(Data records)
^^^^
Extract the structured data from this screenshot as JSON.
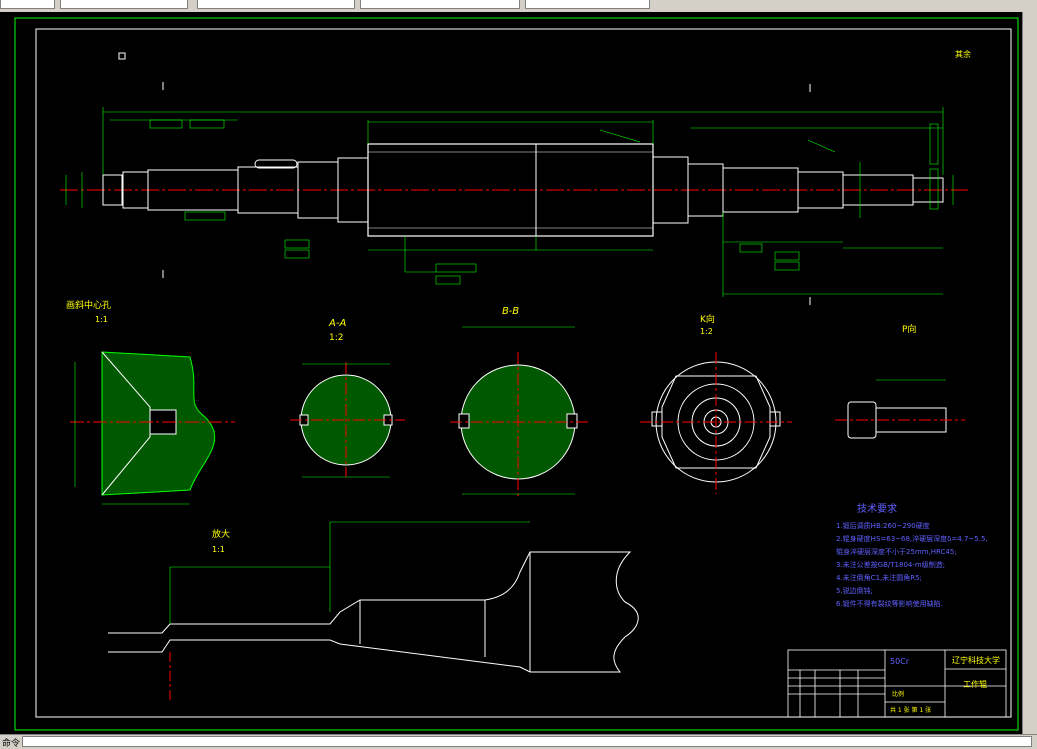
{
  "tabs": [
    {
      "label": "",
      "active": false
    },
    {
      "label": "",
      "active": false
    },
    {
      "label": "",
      "active": false
    },
    {
      "label": "",
      "active": false
    },
    {
      "label": "",
      "active": false
    }
  ],
  "status": {
    "prompt": "命令:"
  },
  "drawing": {
    "sections": {
      "center_hole": "画斜中心孔",
      "center_hole_scale": "1:1",
      "section_aa": "A-A",
      "section_aa_scale": "1:2",
      "section_bb": "B-B",
      "view_k": "K向",
      "view_k_scale": "1:2",
      "view_p": "P向",
      "enlarge": "放大",
      "enlarge_scale": "1:1"
    },
    "tech_requirements": {
      "title": "技术要求",
      "items": [
        "1.锻后调质HB:260~290硬度",
        "2.辊身硬度HS=63~68,淬硬层深度δ=4.7~5.5,",
        "   辊身淬硬层深度不小于25mm,HRC45;",
        "3.未注公差按GB/T1804-m级制造;",
        "4.未注倒角C1,未注圆角R5;",
        "5.锐边倒钝;",
        "6.锻件不得有裂纹等影响使用缺陷."
      ]
    },
    "title_block": {
      "school": "辽宁科技大学",
      "material": "50Cr",
      "drawing_name": "工作辊",
      "scale_label": "比例",
      "sheet": "共 1 张  第 1 张"
    },
    "roughness_note": "其余",
    "colors": {
      "background": "#000000",
      "outline": "#00ff00",
      "center": "#ff0000",
      "dims": "#00ff00",
      "text": "#ffff00",
      "note": "#6060ff",
      "hatch": "#00ff00",
      "white": "#ffffff"
    }
  }
}
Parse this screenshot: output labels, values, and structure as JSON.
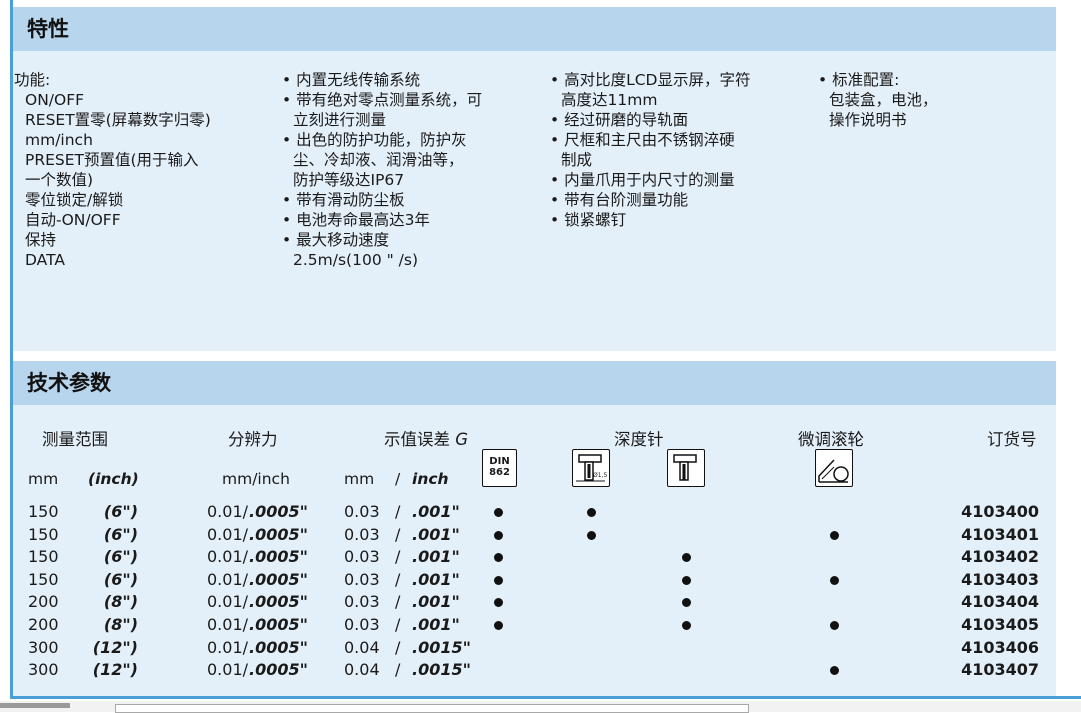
{
  "features": {
    "title": "特性",
    "col1": [
      "功能:",
      "ON/OFF",
      "RESET置零(屏幕数字归零)",
      "mm/inch",
      "PRESET预置值(用于输入",
      "一个数值)",
      "零位锁定/解锁",
      "自动-ON/OFF",
      "保持",
      "DATA"
    ],
    "col2": [
      "• 内置无线传输系统",
      "• 带有绝对零点测量系统，可",
      "立刻进行测量",
      "• 出色的防护功能，防护灰",
      "尘、冷却液、润滑油等，",
      "防护等级达IP67",
      "• 带有滑动防尘板",
      "• 电池寿命最高达3年",
      "• 最大移动速度",
      "2.5m/s(100 \" /s)"
    ],
    "col3": [
      "• 高对比度LCD显示屏，字符",
      "高度达11mm",
      "• 经过研磨的导轨面",
      "• 尺框和主尺由不锈钢淬硬",
      "制成",
      "• 内量爪用于内尺寸的测量",
      "• 带有台阶测量功能",
      "• 锁紧螺钉"
    ],
    "col4": [
      "• 标准配置:",
      "包装盒，电池，",
      "操作说明书"
    ]
  },
  "specs": {
    "title": "技术参数",
    "headers": {
      "range": "测量范围",
      "resolution": "分辨力",
      "error": "示值误差",
      "error_symbol": "G",
      "depth": "深度针",
      "thumbwheel": "微调滚轮",
      "order": "订货号"
    },
    "units": {
      "mm": "mm",
      "inch": "(inch)",
      "res": "mm/inch",
      "err_mm": "mm",
      "slash": "/",
      "err_inch": "inch",
      "din_line1": "DIN",
      "din_line2": "862",
      "depth_icon_label": "Ø1,5"
    },
    "rows": [
      {
        "mm": "150",
        "inch": "(6\")",
        "res": "0.01/",
        "res_inch": ".0005\"",
        "err_mm": "0.03",
        "err_inch": ".001\"",
        "din": true,
        "depth_round": true,
        "depth_flat": false,
        "wheel": false,
        "order": "4103400"
      },
      {
        "mm": "150",
        "inch": "(6\")",
        "res": "0.01/",
        "res_inch": ".0005\"",
        "err_mm": "0.03",
        "err_inch": ".001\"",
        "din": true,
        "depth_round": true,
        "depth_flat": false,
        "wheel": true,
        "order": "4103401"
      },
      {
        "mm": "150",
        "inch": "(6\")",
        "res": "0.01/",
        "res_inch": ".0005\"",
        "err_mm": "0.03",
        "err_inch": ".001\"",
        "din": true,
        "depth_round": false,
        "depth_flat": true,
        "wheel": false,
        "order": "4103402"
      },
      {
        "mm": "150",
        "inch": "(6\")",
        "res": "0.01/",
        "res_inch": ".0005\"",
        "err_mm": "0.03",
        "err_inch": ".001\"",
        "din": true,
        "depth_round": false,
        "depth_flat": true,
        "wheel": true,
        "order": "4103403"
      },
      {
        "mm": "200",
        "inch": "(8\")",
        "res": "0.01/",
        "res_inch": ".0005\"",
        "err_mm": "0.03",
        "err_inch": ".001\"",
        "din": true,
        "depth_round": false,
        "depth_flat": true,
        "wheel": false,
        "order": "4103404"
      },
      {
        "mm": "200",
        "inch": "(8\")",
        "res": "0.01/",
        "res_inch": ".0005\"",
        "err_mm": "0.03",
        "err_inch": ".001\"",
        "din": true,
        "depth_round": false,
        "depth_flat": true,
        "wheel": true,
        "order": "4103405"
      },
      {
        "mm": "300",
        "inch": "(12\")",
        "res": "0.01/",
        "res_inch": ".0005\"",
        "err_mm": "0.04",
        "err_inch": ".0015\"",
        "din": false,
        "depth_round": false,
        "depth_flat": false,
        "wheel": false,
        "order": "4103406"
      },
      {
        "mm": "300",
        "inch": "(12\")",
        "res": "0.01/",
        "res_inch": ".0005\"",
        "err_mm": "0.04",
        "err_inch": ".0015\"",
        "din": false,
        "depth_round": false,
        "depth_flat": false,
        "wheel": true,
        "order": "4103407"
      }
    ]
  },
  "colors": {
    "header_bg": "#b7d5ec",
    "body_bg": "#e4f0f9",
    "accent": "#4a9fd8"
  }
}
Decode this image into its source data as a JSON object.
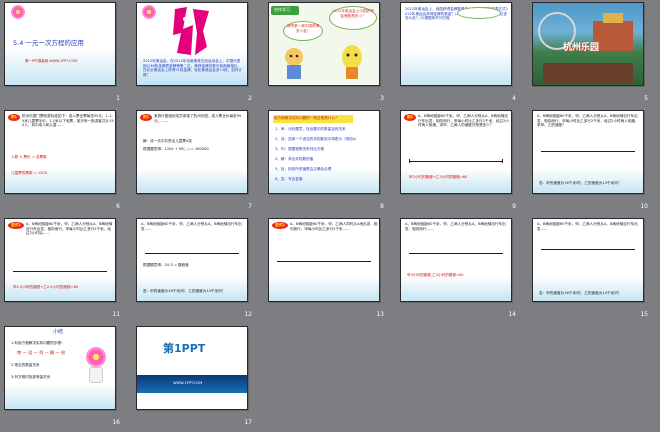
^^^^
__Exercise directions__
Repeat the full listing above exactly, with no pictures in the copy.

__Exercise result__
Extract the structured data from this screenshot as JSON.
{
  "tabs": [
    {
      "label": "",
      "active": false
    },
    {
      "label": "",
      "active": false
    },
    {
      "label": "",
      "active": false
    },
    {
      "label": "",
      "active": false
    },
    {
      "label": "",
      "active": false
    }
  ],
  "status": {
    "prompt": "命令:"
  },
  "drawing": {
    "sections": {
      "center_hole": "画斜中心孔",
      "center_hole_scale": "1:1",
      "section_aa": "A-A",
      "section_aa_scale": "1:2",
      "section_bb": "B-B",
      "view_k": "K向",
      "view_k_scale": "1:2",
      "view_p": "P向",
      "enlarge": "放大",
      "enlarge_scale": "1:1"
    },
    "tech_requirements": {
      "title": "技术要求",
      "items": [
        "1.锻后调质HB:260~290硬度",
        "2.辊身硬度HS=63~68,淬硬层深度δ=4.7~5.5,",
        "   辊身淬硬层深度不小于25mm,HRC45;",
        "3.未注公差按GB/T1804-m级制造;",
        "4.未注倒角C1,未注圆角R5;",
        "5.锐边倒钝;",
        "6.锻件不得有裂纹等影响使用缺陷."
      ]
    },
    "title_block": {
      "school": "辽宁科技大学",
      "material": "50Cr",
      "drawing_name": "工作辊",
      "scale_label": "比例",
      "sheet": "共 1 张  第 1 张"
    },
    "roughness_note": "其余",
    "colors": {
      "background": "#000000",
      "outline": "#00ff00",
      "center": "#ff0000",
      "dims": "#00ff00",
      "text": "#ffff00",
      "note": "#6060ff",
      "hatch": "#00ff00",
      "white": "#ffffff"
    }
  }
}
Parse this screenshot: output labels, values, and structure as JSON.
{
  "features": {
    "title": "特性",
    "col1": [
      "功能:",
      "ON/OFF",
      "RESET置零(屏幕数字归零)",
      "mm/inch",
      "PRESET预置值(用于输入",
      "一个数值)",
      "零位锁定/解锁",
      "自动-ON/OFF",
      "保持",
      "DATA"
    ],
    "col2": [
      "• 内置无线传输系统",
      "• 带有绝对零点测量系统，可",
      "立刻进行测量",
      "• 出色的防护功能，防护灰",
      "尘、冷却液、润滑油等，",
      "防护等级达IP67",
      "• 带有滑动防尘板",
      "• 电池寿命最高达3年",
      "• 最大移动速度",
      "2.5m/s(100 \" /s)"
    ],
    "col3": [
      "• 高对比度LCD显示屏，字符",
      "高度达11mm",
      "• 经过研磨的导轨面",
      "• 尺框和主尺由不锈钢淬硬",
      "制成",
      "• 内量爪用于内尺寸的测量",
      "• 带有台阶测量功能",
      "• 锁紧螺钉"
    ],
    "col4": [
      "• 标准配置:",
      "包装盒，电池，",
      "操作说明书"
    ]
  },
  "specs": {
    "title": "技术参数",
    "headers": {
      "range": "测量范围",
      "resolution": "分辨力",
      "error": "示值误差",
      "error_symbol": "G",
      "depth": "深度针",
      "thumbwheel": "微调滚轮",
      "order": "订货号"
    },
    "units": {
      "mm": "mm",
      "inch": "(inch)",
      "res": "mm/inch",
      "err_mm": "mm",
      "slash": "/",
      "err_inch": "inch",
      "din_line1": "DIN",
      "din_line2": "862",
      "depth_icon_label": "Ø1,5"
    },
    "rows": [
      {
        "mm": "150",
        "inch": "(6\")",
        "res": "0.01/",
        "res_inch": ".0005\"",
        "err_mm": "0.03",
        "err_inch": ".001\"",
        "din": true,
        "depth_round": true,
        "depth_flat": false,
        "wheel": false,
        "order": "4103400"
      },
      {
        "mm": "150",
        "inch": "(6\")",
        "res": "0.01/",
        "res_inch": ".0005\"",
        "err_mm": "0.03",
        "err_inch": ".001\"",
        "din": true,
        "depth_round": true,
        "depth_flat": false,
        "wheel": true,
        "order": "4103401"
      },
      {
        "mm": "150",
        "inch": "(6\")",
        "res": "0.01/",
        "res_inch": ".0005\"",
        "err_mm": "0.03",
        "err_inch": ".001\"",
        "din": true,
        "depth_round": false,
        "depth_flat": true,
        "wheel": false,
        "order": "4103402"
      },
      {
        "mm": "150",
        "inch": "(6\")",
        "res": "0.01/",
        "res_inch": ".0005\"",
        "err_mm": "0.03",
        "err_inch": ".001\"",
        "din": true,
        "depth_round": false,
        "depth_flat": true,
        "wheel": true,
        "order": "4103403"
      },
      {
        "mm": "200",
        "inch": "(8\")",
        "res": "0.01/",
        "res_inch": ".0005\"",
        "err_mm": "0.03",
        "err_inch": ".001\"",
        "din": true,
        "depth_round": false,
        "depth_flat": true,
        "wheel": false,
        "order": "4103404"
      },
      {
        "mm": "200",
        "inch": "(8\")",
        "res": "0.01/",
        "res_inch": ".0005\"",
        "err_mm": "0.03",
        "err_inch": ".001\"",
        "din": true,
        "depth_round": false,
        "depth_flat": true,
        "wheel": true,
        "order": "4103405"
      },
      {
        "mm": "300",
        "inch": "(12\")",
        "res": "0.01/",
        "res_inch": ".0005\"",
        "err_mm": "0.04",
        "err_inch": ".0015\"",
        "din": false,
        "depth_round": false,
        "depth_flat": false,
        "wheel": false,
        "order": "4103406"
      },
      {
        "mm": "300",
        "inch": "(12\")",
        "res": "0.01/",
        "res_inch": ".0005\"",
        "err_mm": "0.04",
        "err_inch": ".0015\"",
        "din": false,
        "depth_round": false,
        "depth_flat": false,
        "wheel": true,
        "order": "4103407"
      }
    ]
  },
  "colors": {
    "header_bg": "#b7d5ec",
    "body_bg": "#e4f0f9",
    "accent": "#4a9fd8"
  }
}
Decode this image into its source data as a JSON object.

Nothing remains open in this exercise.